Excerpt to read:
The 2008 Rally New Zealand was the eleventh round of the 2008 World Rally Championship season. The event was based on the northern island of the country near the city of Hamilton. The stages were run on gravel roads characterised by their pronounced camber, which gives them a fast flowing nature. They are also known for their picturesque qualities. The rally ran between 28 and 31 August. Sébastien Loeb won his forty-fourth WRC rally, and his eighth of the season, in a dramatic event, where Mikko Hirvonen came third after being passed in the latter stages of the rally. Daniel Sordo, like Loeb, also driving for Citroën, claimed 2nd place. After the event Loeb had an eight-point lead over Hirvonen in the drivers championship with four events remaining.

Event 
Heavy rain in the buildup before the event forced a change to the itinerary, with the 43 km Waitomo stage having to be split into two due to a landslip. Despite the poor weather before the event Matthew Wilson still believed the first car would be at a disadvantage, thus making team tactics - as seen at Turkey - more likely.

Data excerpt:

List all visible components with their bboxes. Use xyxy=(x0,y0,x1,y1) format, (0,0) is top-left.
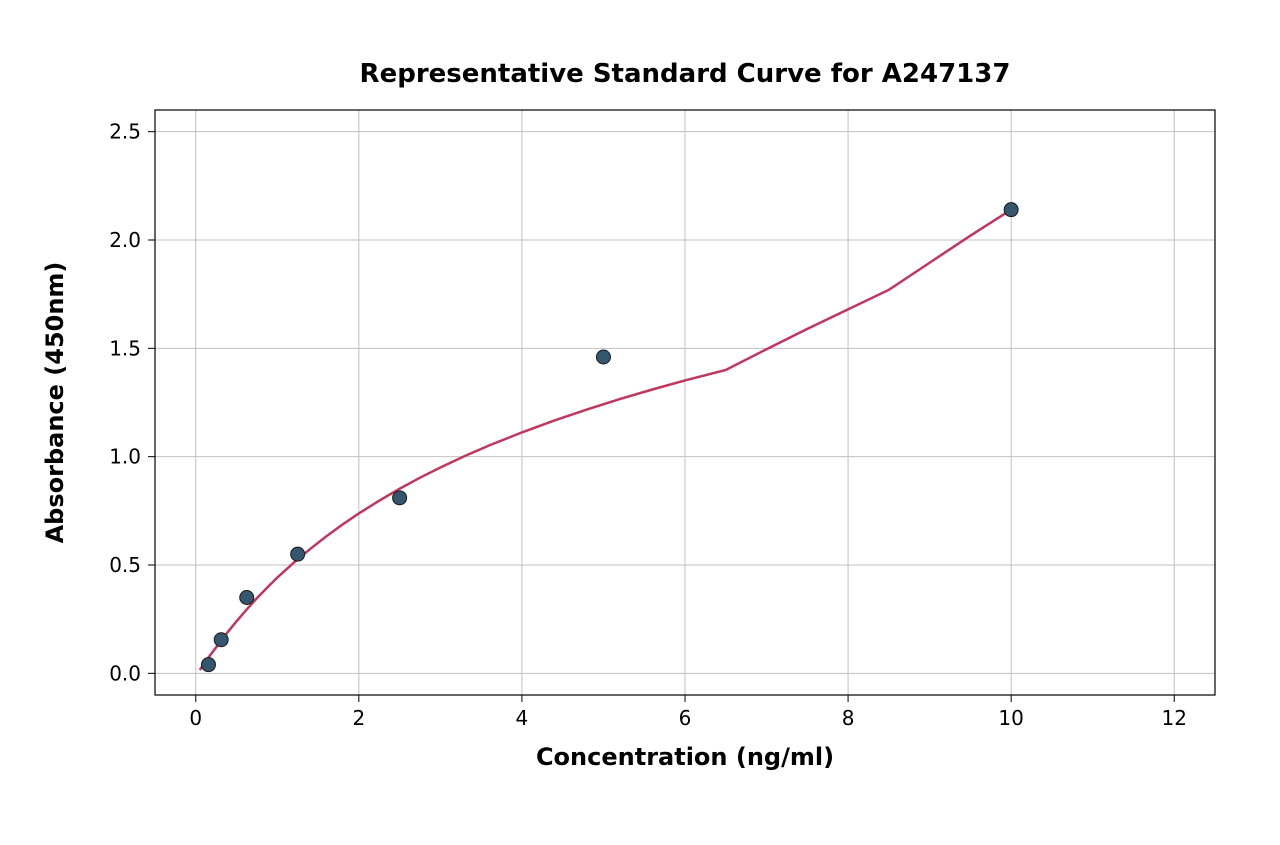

Set exercise: Please turn the paragraph of the rally article that begins "The 2008 Rally New Zealand was" into a short bulleted list that keeps its main facts. The data come from a separate source, not from the rally article.

Correct output:
- Eleventh round of the 2008 World Rally Championship season, run 28–31 August.
- Based on the country's northern island, near Hamilton.
- Stages on gravel roads with pronounced camber, which makes them fast and flowing; the roads are also known for being picturesque.
- Sébastien Loeb won his forty-fourth WRC rally, his eighth of the season.
- Daniel Sordo, also driving for Citroën, took second; Mikko Hirvonen finished third after being passed late in the rally.
- Afterward Loeb led Hirvonen by eight points in the drivers' championship with four events remaining.